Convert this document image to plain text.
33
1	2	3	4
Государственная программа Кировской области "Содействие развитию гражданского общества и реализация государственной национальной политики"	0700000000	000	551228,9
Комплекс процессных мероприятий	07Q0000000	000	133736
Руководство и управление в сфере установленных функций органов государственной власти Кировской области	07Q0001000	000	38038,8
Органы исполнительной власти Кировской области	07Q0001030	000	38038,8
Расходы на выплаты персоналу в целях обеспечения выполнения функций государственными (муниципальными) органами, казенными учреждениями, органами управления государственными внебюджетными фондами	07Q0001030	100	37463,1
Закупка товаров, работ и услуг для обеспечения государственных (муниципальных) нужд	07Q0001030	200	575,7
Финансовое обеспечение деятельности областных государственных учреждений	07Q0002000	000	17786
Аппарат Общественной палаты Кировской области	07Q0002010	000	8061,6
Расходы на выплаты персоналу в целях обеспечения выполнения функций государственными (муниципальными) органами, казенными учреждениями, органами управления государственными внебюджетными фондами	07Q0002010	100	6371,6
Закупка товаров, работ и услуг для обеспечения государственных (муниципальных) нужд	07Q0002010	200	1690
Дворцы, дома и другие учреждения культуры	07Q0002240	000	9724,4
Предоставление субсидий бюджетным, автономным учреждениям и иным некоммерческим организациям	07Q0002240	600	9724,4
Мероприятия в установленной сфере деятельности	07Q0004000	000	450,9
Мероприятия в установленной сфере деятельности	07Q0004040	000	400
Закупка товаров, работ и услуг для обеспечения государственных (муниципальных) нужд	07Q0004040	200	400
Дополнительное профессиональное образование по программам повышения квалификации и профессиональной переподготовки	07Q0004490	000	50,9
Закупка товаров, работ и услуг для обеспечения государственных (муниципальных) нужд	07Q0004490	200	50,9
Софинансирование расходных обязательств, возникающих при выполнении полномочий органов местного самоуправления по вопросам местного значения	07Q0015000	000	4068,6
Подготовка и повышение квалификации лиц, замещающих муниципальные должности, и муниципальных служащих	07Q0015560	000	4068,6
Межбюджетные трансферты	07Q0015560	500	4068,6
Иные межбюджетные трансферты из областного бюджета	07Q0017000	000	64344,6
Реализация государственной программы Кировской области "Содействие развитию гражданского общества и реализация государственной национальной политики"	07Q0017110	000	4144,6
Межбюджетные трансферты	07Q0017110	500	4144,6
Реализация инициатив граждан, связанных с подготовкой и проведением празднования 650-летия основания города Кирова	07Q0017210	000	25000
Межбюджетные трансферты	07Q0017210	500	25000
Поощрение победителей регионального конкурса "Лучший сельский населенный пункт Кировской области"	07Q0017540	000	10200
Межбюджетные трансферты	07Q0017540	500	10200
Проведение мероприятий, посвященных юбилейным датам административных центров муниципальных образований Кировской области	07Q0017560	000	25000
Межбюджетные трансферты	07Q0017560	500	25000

··········

▶ What this task involves
Pull out every line of the records that includes the string "сфере".

▶ Worked answer
Руководство и управление в сфере установленных функций органов государственной власти Кировской области	07Q0001000	000	38038,8
Мероприятия в установленной сфере деятельности	07Q0004000	000	450,9
Мероприятия в установленной сфере деятельности	07Q0004040	000	400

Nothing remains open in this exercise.